Trois ingrédients pour un bon Data Storytelling
Par conséquent, il est important de garder à l’esprit trois bonnes pratiques de Data Storytelling :
- Impliquer toutes les parties prenantes dès la création du récit analytique. Cela permet d’atténuer la perte d’informations, d’assurer une compréhension claire des conclusions et d’atténuer la perte de nuances – potentiellement critiques – dans la décision finale.
- Examiner attentivement les données et la méthode analytique. Le faire est une simple question de rigueur empirique et protège contre l’échantillonnage de convenance (et d’autres biais).
- Trouver le bon degré de simplification qui mène à la bonne décision. Une simplification excessive (au point d’omettre des détails qui auraient pu modifier la décision) est une lacune importante du Data Storytelling. La visualisation doit être utilisée pour raconter une histoire, mais pas pour mettre sous le tapis des points critiques de l’argumentaire – par exemple, il faut garder à l’esprit et expliquer quelles hypothèses ont été faites, pourquoi les données sont les bonnes pour arriver à la conclusion, etc.
Une pointe de fédération
Puisque nous parlons de l’évolution des compétences en rapport avec des prises de décision qui s’appuient de plus en plus sur la donnée (« data driven »), on ne peut passer sous silence une des tendances les plus importantes du moment : la « fédération » des données. En résumé : la capacité à encadrer le bon usage de la donnée dans toute l’organisation.
Au fur et à mesure que les données deviennent plus largement disponibles dans l’entreprise, il est naturel qu’un plus grand nombre de personnes aient envie de les utiliser pour « augmenter » leur travail. Mais cela ne va pas sans un accompagnement. Lorsque les logiciels de type PowerPoint se sont démocratisés, tous les professionnels (qui n’ont pas forcément des compétences en graphisme et en design) ont dû se former aux polices de caractères, aux règles de représentation, etc. Il en va de même pour l’analytique et de nombreux collaborateurs peuvent ne pas être prêts pour ce changement… ou au contraire en faire un usage trop abondant.

#### Informations fournies:
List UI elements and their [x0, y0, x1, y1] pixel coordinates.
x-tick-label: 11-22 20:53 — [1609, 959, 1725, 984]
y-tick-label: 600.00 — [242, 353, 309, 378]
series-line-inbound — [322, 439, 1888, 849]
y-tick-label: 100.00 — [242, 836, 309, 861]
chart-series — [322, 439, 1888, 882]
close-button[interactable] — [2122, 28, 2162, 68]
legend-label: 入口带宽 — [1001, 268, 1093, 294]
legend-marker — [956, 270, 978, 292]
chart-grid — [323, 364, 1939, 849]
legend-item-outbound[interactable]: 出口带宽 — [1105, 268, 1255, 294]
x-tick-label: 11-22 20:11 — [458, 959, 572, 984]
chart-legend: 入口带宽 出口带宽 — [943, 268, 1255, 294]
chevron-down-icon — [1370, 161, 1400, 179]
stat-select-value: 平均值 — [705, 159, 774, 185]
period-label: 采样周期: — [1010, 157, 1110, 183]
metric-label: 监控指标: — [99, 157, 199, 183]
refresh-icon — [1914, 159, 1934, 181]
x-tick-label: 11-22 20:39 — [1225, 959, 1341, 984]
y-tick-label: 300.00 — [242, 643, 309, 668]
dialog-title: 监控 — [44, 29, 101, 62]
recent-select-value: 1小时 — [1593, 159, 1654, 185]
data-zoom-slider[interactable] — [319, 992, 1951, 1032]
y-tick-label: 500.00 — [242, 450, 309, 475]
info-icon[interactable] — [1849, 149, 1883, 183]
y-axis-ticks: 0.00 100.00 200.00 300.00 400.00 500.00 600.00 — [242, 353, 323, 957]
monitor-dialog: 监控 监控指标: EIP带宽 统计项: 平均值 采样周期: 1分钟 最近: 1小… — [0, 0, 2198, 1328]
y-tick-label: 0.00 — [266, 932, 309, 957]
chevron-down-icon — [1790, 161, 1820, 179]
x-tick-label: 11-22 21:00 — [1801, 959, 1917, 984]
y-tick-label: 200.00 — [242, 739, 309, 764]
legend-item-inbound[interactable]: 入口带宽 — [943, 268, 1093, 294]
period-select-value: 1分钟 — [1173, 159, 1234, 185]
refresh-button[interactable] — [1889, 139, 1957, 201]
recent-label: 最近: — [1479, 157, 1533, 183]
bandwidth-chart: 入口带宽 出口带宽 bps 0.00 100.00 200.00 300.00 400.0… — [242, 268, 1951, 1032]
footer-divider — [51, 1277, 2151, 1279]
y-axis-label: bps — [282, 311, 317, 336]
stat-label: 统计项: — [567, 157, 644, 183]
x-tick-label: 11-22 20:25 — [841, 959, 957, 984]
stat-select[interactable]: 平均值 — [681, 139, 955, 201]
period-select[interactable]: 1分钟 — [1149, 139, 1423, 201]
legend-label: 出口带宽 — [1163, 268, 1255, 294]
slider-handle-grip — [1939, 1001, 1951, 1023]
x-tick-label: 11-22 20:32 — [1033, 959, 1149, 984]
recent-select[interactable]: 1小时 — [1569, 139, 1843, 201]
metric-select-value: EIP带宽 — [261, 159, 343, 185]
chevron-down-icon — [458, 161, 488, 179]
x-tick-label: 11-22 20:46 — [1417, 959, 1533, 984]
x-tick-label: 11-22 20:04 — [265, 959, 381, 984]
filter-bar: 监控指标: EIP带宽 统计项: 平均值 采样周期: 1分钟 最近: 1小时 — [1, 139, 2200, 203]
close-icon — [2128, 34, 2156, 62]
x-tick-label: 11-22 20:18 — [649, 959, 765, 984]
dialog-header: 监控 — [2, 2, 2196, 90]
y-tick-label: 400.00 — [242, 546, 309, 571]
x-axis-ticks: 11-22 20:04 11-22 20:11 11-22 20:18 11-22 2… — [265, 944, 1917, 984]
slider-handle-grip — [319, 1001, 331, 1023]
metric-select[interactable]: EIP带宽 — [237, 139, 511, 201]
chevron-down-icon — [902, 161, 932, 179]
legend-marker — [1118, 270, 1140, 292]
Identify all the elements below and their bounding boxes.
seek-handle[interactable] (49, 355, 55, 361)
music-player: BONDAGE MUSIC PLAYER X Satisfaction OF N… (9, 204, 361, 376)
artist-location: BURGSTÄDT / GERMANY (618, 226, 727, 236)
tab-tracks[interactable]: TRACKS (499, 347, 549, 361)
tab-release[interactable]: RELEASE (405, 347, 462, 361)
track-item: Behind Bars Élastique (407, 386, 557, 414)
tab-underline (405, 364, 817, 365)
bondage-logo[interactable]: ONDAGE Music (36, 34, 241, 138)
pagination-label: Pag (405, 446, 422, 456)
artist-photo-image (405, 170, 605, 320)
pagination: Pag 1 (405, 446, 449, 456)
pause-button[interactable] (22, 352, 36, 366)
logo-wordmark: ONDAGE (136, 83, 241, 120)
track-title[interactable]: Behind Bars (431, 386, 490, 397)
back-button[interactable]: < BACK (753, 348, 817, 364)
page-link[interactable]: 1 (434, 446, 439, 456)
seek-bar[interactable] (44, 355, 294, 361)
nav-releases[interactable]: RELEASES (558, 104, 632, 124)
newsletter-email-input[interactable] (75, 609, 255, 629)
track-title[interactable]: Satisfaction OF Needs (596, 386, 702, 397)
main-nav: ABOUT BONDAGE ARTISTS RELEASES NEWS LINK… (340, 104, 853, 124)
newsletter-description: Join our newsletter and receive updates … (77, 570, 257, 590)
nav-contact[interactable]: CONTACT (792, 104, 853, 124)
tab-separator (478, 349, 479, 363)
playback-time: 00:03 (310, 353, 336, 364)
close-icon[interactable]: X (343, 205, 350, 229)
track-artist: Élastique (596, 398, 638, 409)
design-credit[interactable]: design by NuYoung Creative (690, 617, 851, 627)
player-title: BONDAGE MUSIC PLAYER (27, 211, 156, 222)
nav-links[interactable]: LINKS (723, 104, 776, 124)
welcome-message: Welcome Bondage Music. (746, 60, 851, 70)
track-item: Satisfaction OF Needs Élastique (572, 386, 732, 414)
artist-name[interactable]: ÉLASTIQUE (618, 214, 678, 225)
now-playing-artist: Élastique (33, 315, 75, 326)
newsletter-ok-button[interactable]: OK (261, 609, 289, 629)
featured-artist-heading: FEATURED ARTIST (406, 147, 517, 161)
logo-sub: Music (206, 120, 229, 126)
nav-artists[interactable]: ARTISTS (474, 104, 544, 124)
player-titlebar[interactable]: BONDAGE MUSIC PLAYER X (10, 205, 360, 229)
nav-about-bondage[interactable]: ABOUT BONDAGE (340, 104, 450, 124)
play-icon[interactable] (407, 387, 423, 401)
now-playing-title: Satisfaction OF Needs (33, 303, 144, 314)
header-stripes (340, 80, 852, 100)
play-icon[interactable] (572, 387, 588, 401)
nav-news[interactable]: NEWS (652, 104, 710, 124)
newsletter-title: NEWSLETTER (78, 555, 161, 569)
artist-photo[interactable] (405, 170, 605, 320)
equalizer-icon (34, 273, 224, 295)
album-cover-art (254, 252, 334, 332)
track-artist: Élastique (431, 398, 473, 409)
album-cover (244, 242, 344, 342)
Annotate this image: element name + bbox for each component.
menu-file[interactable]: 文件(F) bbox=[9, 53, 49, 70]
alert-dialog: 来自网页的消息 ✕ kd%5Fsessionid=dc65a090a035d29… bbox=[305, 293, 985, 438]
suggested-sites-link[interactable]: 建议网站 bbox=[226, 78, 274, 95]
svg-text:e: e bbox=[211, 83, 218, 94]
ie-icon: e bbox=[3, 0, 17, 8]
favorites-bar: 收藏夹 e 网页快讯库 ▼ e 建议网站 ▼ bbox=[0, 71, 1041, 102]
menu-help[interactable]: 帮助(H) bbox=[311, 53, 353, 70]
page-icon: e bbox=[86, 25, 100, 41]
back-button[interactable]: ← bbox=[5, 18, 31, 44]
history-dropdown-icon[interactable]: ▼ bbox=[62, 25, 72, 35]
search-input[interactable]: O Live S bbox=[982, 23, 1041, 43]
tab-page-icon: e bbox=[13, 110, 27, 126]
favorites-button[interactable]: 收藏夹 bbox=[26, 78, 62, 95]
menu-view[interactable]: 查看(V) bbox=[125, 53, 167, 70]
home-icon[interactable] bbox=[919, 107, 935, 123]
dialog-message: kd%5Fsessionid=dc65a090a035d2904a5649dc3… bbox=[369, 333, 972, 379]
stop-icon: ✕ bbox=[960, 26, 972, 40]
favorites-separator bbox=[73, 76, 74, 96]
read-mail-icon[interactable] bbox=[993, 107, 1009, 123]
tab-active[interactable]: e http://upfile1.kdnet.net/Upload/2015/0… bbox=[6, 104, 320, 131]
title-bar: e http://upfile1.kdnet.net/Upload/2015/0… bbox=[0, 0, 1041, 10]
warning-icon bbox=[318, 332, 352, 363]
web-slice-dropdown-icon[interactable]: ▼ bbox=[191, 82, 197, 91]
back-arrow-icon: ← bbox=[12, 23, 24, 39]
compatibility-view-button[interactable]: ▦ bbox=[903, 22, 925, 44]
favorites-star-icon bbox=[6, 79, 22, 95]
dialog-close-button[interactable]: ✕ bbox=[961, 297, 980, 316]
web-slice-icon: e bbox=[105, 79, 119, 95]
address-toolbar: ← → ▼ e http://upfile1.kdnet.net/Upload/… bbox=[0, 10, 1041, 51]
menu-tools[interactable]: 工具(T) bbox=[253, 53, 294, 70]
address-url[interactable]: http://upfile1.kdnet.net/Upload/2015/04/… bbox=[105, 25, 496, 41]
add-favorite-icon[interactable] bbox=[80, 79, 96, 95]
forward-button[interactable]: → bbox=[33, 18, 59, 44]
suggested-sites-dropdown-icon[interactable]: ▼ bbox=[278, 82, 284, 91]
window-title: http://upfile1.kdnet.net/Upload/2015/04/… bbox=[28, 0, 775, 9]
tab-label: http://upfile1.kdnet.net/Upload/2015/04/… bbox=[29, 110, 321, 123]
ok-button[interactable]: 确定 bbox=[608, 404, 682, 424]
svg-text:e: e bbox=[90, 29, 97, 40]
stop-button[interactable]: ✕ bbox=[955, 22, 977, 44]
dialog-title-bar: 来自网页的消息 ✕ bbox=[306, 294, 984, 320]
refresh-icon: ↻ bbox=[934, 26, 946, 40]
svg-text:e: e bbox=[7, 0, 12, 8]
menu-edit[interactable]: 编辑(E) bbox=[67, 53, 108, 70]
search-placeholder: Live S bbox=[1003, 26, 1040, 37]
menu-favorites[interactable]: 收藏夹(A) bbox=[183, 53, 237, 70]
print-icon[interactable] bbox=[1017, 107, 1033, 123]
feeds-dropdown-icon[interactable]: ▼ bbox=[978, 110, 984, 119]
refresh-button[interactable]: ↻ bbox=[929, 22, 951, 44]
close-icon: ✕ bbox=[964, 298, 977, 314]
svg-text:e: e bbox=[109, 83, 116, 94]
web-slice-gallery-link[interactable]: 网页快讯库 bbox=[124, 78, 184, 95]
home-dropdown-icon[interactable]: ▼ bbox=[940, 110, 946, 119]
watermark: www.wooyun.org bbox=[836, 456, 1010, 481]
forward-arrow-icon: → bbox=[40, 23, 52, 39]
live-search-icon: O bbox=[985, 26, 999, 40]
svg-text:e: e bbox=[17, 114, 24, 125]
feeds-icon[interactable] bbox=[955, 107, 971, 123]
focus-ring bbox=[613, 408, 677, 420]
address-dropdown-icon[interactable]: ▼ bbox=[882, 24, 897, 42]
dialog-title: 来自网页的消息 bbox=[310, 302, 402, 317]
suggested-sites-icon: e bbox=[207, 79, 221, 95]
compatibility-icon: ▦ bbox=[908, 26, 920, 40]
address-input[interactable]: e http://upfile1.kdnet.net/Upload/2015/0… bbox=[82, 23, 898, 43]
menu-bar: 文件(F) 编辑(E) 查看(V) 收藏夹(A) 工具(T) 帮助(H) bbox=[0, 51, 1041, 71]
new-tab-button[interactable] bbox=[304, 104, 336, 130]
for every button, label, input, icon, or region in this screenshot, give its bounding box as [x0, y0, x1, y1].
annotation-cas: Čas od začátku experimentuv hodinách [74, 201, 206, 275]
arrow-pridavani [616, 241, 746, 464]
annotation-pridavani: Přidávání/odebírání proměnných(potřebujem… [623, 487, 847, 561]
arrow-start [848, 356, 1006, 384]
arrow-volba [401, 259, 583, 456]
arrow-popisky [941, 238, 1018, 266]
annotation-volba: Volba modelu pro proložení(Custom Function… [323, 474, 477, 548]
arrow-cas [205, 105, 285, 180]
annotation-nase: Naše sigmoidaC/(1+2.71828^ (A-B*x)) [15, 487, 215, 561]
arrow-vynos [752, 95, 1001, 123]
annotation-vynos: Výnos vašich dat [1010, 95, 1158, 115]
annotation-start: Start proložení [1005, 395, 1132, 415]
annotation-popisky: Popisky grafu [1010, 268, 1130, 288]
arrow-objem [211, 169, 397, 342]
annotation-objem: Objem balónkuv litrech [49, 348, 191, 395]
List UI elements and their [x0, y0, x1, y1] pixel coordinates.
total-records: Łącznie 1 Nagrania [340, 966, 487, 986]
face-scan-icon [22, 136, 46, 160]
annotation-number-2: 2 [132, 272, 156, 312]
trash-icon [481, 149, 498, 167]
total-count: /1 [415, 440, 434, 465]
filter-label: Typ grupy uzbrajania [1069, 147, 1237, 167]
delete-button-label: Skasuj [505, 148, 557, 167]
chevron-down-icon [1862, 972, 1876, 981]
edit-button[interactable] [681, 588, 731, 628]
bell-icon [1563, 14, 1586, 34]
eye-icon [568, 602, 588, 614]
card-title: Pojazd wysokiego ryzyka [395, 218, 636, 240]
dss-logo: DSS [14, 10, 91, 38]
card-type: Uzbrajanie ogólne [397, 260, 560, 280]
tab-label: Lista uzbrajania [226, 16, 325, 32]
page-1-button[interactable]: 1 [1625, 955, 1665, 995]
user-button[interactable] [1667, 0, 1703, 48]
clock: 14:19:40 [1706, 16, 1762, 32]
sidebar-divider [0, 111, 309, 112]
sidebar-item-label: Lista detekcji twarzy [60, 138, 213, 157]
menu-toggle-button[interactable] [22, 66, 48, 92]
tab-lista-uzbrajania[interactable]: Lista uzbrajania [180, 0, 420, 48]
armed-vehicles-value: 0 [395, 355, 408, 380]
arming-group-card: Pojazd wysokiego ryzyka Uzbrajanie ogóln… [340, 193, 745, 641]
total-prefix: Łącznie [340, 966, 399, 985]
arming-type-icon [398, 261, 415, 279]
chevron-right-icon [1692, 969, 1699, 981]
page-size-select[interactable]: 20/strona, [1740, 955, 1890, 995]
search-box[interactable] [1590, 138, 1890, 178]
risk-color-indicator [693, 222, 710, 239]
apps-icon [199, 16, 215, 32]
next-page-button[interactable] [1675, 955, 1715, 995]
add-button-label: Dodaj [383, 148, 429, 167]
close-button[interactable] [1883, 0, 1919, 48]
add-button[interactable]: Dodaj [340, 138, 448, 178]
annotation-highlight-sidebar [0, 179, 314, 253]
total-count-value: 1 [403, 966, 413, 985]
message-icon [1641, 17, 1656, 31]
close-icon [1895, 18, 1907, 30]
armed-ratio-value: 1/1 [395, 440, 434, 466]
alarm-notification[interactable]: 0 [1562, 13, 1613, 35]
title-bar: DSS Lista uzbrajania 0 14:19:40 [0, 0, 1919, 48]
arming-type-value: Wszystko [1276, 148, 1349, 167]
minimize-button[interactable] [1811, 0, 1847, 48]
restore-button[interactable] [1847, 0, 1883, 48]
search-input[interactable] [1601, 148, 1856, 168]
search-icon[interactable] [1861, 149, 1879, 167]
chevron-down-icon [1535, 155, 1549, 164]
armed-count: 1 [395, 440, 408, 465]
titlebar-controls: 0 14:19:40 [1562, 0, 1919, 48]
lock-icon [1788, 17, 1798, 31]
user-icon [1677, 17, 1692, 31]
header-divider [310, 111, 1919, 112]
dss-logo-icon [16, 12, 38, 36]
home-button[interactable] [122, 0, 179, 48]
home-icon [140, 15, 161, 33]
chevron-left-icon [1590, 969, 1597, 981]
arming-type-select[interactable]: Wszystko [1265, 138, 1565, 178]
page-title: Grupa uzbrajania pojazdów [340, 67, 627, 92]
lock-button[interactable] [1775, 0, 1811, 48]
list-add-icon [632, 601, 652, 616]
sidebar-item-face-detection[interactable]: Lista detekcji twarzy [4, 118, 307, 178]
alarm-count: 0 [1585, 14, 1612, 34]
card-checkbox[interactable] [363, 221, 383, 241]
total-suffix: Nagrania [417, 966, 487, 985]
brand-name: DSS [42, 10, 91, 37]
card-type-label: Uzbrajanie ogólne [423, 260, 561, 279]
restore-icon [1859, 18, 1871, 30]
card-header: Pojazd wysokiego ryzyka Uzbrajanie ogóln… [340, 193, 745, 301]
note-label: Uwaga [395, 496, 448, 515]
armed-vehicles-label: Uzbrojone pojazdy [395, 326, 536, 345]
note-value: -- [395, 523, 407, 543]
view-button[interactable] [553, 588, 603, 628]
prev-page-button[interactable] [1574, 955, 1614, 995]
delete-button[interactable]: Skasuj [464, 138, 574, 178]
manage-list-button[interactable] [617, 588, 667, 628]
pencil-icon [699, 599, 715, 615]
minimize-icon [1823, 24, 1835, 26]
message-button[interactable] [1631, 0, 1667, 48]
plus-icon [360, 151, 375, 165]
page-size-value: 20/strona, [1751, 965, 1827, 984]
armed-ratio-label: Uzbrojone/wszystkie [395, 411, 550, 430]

#### Travail à faire:
1. Selon le texte sur le Data Storytelling, comment peut-on résumer la « fédération » des données ?
2. Poursuivez le texte sur le Data Storytelling et la fédération des données à partir de sa dernière phrase.

#### Réponses par numéro:
1. C'est la capacité à encadrer le bon usage de la donnée dans toute l'organisation.

2.
Les dirigeants doivent examiner attentivement les mesures qu’ils prennent pour s’assurer que leurs équipes possèdent donc les bonnes compétences – par exemple, à la formulation des problèmes, la compréhension des biais aux conditions préalables de base – et qu’ils disposent d’un support approprié de la part des experts analytiques. Sans quoi les travers du Data Storytelling se propageront dans toute l’organisation. Dit autrement, « trop de données tuera la donnée ».
C’est le cuisinier qui fait le bon ustensile, pas l’ustensile qui fait le bon cuisinier
Un autre travers à éviter est de commencer un projet analytique et de Data Storytelling en se posant la question de l’outillage.
Souvent, nous nous retrouvons dans une conversation sur un nouvel outil ou une nouvelle méthode que l’on cherche à appliquer. Il est assez courant d’entendre : « Comment pouvons-nous utiliser l’intelligence artificielle pour mieux comprendre les commentaires des clients ? » ou « Comment pouvons-nous utiliser la visualisation de données pour montrer les améliorations de notre stratégie produit ? ».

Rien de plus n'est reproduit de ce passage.